## [WHAT YOU HAVE TO DO]
Please restate the following records word for word.

## [MATERIAL]
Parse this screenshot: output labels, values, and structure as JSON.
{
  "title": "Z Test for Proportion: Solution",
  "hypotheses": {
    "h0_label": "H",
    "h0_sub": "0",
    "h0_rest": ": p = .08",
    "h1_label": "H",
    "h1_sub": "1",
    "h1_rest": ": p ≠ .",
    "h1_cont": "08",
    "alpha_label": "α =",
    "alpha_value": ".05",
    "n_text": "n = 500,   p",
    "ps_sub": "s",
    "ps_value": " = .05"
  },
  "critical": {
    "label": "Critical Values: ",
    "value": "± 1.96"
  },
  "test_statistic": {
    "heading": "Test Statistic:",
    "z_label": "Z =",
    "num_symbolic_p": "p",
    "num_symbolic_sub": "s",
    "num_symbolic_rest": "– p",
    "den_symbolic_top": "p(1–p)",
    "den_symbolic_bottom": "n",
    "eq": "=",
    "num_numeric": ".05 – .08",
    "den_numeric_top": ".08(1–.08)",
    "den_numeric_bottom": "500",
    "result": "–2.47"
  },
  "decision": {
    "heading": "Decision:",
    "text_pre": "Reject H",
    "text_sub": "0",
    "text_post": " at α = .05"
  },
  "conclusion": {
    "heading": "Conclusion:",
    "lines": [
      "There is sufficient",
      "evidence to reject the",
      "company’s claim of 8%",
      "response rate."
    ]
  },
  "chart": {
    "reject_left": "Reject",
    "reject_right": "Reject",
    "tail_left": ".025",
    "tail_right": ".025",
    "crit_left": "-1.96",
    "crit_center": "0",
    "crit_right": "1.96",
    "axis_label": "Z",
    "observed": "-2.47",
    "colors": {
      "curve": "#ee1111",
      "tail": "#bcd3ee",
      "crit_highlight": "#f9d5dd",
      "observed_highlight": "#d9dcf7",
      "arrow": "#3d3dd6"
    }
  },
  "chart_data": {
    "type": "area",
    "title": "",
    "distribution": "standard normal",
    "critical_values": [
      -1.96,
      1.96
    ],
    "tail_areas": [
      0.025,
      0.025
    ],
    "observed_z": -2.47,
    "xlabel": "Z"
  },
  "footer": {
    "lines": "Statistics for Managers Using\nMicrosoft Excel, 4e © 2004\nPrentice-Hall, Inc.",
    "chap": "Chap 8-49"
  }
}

## [RESPONSE BELOW]
Parse this screenshot: output labels, values, and structure as JSON.
{
  "title": "Z Test for Proportion: Solution",
  "hypotheses": {
    "h0_label": "H",
    "h0_sub": "0",
    "h0_rest": ": p = .08",
    "h1_label": "H",
    "h1_sub": "1",
    "h1_rest": ": p ≠ .",
    "h1_cont": "08",
    "alpha_label": "α =",
    "alpha_value": ".05",
    "n_text": "n = 500,   p",
    "ps_sub": "s",
    "ps_value": " = .05"
  },
  "critical": {
    "label": "Critical Values: ",
    "value": "± 1.96"
  },
  "test_statistic": {
    "heading": "Test Statistic:",
    "z_label": "Z =",
    "num_symbolic_p": "p",
    "num_symbolic_sub": "s",
    "num_symbolic_rest": "– p",
    "den_symbolic_top": "p(1–p)",
    "den_symbolic_bottom": "n",
    "eq": "=",
    "num_numeric": ".05 – .08",
    "den_numeric_top": ".08(1–.08)",
    "den_numeric_bottom": "500",
    "result": "–2.47"
  },
  "decision": {
    "heading": "Decision:",
    "text_pre": "Reject H",
    "text_sub": "0",
    "text_post": " at α = .05"
  },
  "conclusion": {
    "heading": "Conclusion:",
    "lines": [
      "There is sufficient",
      "evidence to reject the",
      "company’s claim of 8%",
      "response rate."
    ]
  },
  "chart": {
    "reject_left": "Reject",
    "reject_right": "Reject",
    "tail_left": ".025",
    "tail_right": ".025",
    "crit_left": "-1.96",
    "crit_center": "0",
    "crit_right": "1.96",
    "axis_label": "Z",
    "observed": "-2.47",
    "colors": {
      "curve": "#ee1111",
      "tail": "#bcd3ee",
      "crit_highlight": "#f9d5dd",
      "observed_highlight": "#d9dcf7",
      "arrow": "#3d3dd6"
    }
  },
  "chart_data": {
    "type": "area",
    "title": "",
    "distribution": "standard normal",
    "critical_values": [
      -1.96,
      1.96
    ],
    "tail_areas": [
      0.025,
      0.025
    ],
    "observed_z": -2.47,
    "xlabel": "Z"
  },
  "footer": {
    "lines": "Statistics for Managers Using\nMicrosoft Excel, 4e © 2004\nPrentice-Hall, Inc.",
    "chap": "Chap 8-49"
  }
}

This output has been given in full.